(Reading text)

Pet Information > ASK Experts > Cats > Cats > Kitten lossing weight drastically

Kitten lossing weight drastically

14:41:47

Question
Tubby before and after
Tubby before and after  
QUESTION: Hello.  I have quite the problem going on right now.  An outdoor cat that has kind of adopted us had kittens 20 weeks ago.  After a Raccoon killed one of the kittens a couple months ago, we started to bring the kittens in at night.  They now kind of come and go as they please, aside from staying inside at night.  My kitten Tubby is going to be 20 weeks old on Saturday, but sadly he's not tubby anymore.  In the last few days he has lost *all* his weight.  I can see every bone in his body (except his face still looks the same).  I can see his spine, his ribs, his chest bone, even his tail has gotten boney at the base.  I'm really worried.  I know the first thing you're going to say is get him to a vet, and I honestly would if I could.  I just had to get a new water heater so I have no cash, and I didn't qualify for Care credit to get him seen.  He won't eat regular Friskies dry cat food (which is what they were all getting and eating) I have tried to feed him the Friskies wet cat food (the chicken and juices kind) and all he does is lick up the juices, not actually eat the meat.  There is also a flea out break going on.  We treated all the kittens with the Hartz kitten flea drops (the ones that you administer once a month between their shoulder blades).  We did put it between the shoulder blades, but the kittens just licked it off each other so I'm not sure if that could be a reason or not.  None of the other kittens are really showing the same signs.  They are all still active and eating, etc.  We gave him the Hartz about... a week or so ago.  He doesn't really seem lethargic except he isn't as hyper anymore, but he isn't sleeping all the time, he doesn't whine when we pet him or pick him up, and he gets excited when we pet him.  I think that's all the pertinent information.  If you can recommend another way to get him some nutrition in some way I would appreciate it.  I know when my rats lost weight, I gave them Ensure, but I didn't want to give Tubby Ensure because I didn't know if that was okay for kittens.  I'm more than willing to do whatever it takes, I just wish I could get him to the vet :(


I'm sorry this is so long but I'm trying to get all the information to you that I can.

ANSWER: Hi Amber,

I'm sorry to hear about Tubby and that you didn't qualify for Care Credit.  Unfortunately, he really does need veterinary care, and my advice can't replace that.  I wouldn't suspect that the flea treatment would have much to do with his condition, since most serious reactions are neurological in nature and occur within minutes to hours.  However, it may still be a possibility.  Next time you apply, try to keep the kittens separated from each other for a couple of hours.

As for Tubby, I wouldn't use Ensure to try to boost his nutritional intake, because it's too high in certain nutrients, such as iron, which could cause him constipation.  I would recommend a calorie supplement for cats called Nutri-Cal.  It's a gel that you would give with a syringe.  The dosage instructions, by weight, are on the tube.  Give him the dosage for cats who aren't eating their full ration of food.  Nutri-Cal is available at some pet stores, or through many websites like www.entirelypets.com.  I would also feed him baby food for now, even if you have to force feed it to him with a syringe.  Turkey or chicken baby food is fine.  I prefer stage one baby food, which is just the meat and broth, but if you can only find stage two, which is the meat with gravy, that's okay.  This isn't a balanced diet, and it shouldn't be fed for very long.  The vitamins and minerals in the Nutri-Cal will help offset the dietary imbalance a little bit, but if he starts to turn around, try to get him onto a balanced cat food as soon as you can.

(End Reading text)
(Listed entries)

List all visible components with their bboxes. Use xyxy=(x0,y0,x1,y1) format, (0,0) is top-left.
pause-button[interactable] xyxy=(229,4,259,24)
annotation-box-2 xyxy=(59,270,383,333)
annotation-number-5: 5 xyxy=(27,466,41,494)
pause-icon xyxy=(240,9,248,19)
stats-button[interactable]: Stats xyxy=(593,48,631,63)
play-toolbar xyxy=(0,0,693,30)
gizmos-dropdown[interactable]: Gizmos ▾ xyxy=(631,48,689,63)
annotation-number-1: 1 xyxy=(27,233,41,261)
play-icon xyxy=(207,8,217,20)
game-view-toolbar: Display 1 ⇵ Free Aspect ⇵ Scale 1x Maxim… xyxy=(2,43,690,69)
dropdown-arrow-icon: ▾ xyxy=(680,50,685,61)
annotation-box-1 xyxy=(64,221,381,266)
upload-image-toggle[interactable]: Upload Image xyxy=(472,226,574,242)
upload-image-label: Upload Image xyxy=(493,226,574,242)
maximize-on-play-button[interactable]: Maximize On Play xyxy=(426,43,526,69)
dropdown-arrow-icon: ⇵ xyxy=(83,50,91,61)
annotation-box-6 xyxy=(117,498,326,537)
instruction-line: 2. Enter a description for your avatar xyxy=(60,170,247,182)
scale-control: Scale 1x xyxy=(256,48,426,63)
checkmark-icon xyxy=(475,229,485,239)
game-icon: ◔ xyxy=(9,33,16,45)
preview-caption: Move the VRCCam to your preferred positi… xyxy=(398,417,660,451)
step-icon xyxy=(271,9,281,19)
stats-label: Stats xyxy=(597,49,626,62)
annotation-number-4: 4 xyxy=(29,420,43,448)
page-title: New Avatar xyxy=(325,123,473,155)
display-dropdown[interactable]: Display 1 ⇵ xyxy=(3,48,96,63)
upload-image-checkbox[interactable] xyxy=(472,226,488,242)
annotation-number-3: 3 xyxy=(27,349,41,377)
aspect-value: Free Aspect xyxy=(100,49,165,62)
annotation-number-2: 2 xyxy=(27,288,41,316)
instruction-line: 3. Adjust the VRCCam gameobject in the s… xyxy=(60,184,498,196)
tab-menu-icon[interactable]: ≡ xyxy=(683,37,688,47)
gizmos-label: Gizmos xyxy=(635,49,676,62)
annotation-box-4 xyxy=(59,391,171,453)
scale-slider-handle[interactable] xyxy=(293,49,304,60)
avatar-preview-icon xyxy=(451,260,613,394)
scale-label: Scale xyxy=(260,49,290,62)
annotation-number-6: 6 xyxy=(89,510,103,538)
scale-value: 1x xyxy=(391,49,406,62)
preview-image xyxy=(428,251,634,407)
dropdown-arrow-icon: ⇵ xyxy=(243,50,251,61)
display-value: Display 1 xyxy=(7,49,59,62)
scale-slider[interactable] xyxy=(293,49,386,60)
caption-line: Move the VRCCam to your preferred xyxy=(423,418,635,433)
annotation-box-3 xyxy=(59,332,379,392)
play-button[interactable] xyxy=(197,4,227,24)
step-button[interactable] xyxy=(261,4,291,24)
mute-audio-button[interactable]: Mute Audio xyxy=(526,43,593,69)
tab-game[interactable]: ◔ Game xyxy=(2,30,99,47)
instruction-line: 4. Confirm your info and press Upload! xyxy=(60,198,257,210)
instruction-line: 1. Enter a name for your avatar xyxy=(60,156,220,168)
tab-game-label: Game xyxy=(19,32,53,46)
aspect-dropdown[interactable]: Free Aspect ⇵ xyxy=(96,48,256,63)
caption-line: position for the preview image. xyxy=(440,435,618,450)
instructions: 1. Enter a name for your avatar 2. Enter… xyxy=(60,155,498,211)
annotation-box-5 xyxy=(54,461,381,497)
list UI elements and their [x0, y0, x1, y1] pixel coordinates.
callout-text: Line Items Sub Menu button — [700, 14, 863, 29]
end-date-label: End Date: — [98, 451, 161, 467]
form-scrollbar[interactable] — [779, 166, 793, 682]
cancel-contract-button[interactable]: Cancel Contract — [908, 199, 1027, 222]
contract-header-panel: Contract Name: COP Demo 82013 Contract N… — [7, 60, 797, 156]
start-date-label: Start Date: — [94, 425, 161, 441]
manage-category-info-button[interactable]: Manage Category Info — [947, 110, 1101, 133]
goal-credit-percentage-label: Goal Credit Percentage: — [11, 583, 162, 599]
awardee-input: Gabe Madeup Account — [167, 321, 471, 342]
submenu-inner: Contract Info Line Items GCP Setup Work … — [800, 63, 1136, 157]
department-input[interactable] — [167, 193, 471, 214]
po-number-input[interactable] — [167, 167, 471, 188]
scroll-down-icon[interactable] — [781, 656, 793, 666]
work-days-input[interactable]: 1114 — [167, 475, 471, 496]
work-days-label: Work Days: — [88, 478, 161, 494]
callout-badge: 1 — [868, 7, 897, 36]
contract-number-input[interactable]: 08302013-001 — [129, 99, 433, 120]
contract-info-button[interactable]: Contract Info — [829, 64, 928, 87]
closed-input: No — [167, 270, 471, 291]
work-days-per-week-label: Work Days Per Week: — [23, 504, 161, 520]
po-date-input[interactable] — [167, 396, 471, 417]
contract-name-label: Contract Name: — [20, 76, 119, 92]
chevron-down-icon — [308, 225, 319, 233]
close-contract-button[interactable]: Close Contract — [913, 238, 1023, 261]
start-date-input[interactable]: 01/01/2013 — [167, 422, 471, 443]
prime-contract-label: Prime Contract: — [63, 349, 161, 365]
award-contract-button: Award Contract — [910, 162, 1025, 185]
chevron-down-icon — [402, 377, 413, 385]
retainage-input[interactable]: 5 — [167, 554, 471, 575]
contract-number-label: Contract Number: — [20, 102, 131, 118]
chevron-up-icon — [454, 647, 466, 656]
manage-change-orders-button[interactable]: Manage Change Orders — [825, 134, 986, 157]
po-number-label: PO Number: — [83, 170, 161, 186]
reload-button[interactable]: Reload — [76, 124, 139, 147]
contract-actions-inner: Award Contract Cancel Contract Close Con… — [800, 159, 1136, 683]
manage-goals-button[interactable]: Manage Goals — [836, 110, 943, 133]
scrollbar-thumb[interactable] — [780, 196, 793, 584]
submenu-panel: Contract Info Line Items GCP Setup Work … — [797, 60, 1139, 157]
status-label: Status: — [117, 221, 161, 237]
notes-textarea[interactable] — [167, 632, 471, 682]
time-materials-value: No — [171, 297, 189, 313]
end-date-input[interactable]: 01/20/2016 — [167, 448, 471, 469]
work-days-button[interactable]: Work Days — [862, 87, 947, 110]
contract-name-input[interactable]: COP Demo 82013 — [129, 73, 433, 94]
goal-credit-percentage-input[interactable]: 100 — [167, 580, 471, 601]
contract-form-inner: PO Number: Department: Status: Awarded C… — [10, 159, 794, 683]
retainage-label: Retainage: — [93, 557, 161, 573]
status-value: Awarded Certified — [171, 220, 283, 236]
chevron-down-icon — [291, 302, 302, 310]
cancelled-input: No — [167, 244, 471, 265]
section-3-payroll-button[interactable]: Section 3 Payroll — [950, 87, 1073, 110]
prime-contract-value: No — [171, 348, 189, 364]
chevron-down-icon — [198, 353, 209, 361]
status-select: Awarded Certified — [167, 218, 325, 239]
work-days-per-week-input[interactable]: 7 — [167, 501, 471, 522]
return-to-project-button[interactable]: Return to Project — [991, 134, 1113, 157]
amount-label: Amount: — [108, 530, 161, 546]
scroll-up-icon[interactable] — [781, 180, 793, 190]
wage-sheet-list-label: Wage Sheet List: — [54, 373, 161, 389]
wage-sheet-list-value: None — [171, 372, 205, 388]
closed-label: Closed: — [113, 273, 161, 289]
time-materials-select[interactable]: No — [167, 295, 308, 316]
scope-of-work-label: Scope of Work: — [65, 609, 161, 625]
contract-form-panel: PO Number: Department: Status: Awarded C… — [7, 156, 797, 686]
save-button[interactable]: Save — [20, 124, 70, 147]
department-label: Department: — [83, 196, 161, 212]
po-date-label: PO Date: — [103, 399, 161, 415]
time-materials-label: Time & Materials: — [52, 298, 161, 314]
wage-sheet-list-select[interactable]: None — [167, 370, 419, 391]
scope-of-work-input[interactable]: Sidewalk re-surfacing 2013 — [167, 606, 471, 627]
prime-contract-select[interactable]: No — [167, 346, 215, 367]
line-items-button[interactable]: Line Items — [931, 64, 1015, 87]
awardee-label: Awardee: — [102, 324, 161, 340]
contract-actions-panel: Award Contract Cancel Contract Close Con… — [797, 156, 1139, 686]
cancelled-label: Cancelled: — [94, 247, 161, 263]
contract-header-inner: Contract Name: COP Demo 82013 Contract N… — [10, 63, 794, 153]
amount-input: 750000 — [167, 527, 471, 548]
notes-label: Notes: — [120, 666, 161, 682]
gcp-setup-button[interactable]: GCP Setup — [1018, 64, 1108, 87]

(End Listed entries)

What is expected: Resume the page about the kitten losing weight, writing the next few sentences of the reply after its last sentence.

Response area:
You can try deworming Tubby with a dewormer from a pet store, in case his inappetance is due to a bad roundworm infestation.  Be sure the dewormer you choose will treat roundworms.  Tapeworms don't tend to cause such severe stomach upset.

I'm worried that Tubby has an infection that could be contagious to the other kittens.  If there's any possibility of separating him from the others, this would be in the best interest of everyone until there is a point when you can get Tubby to the vet for testing for the Feline Leukemia and Feline AIDS viruses.  There is also the possibility of a disease called Feline Infectious Peritonitis.  These conditions are almost impossible to recover from, so I'll be hoping that he's not infected with any of these.  Most other infections are treatable with antibiotics, so as soon as it's feasible, try to get him in for treatment.

Best of luck!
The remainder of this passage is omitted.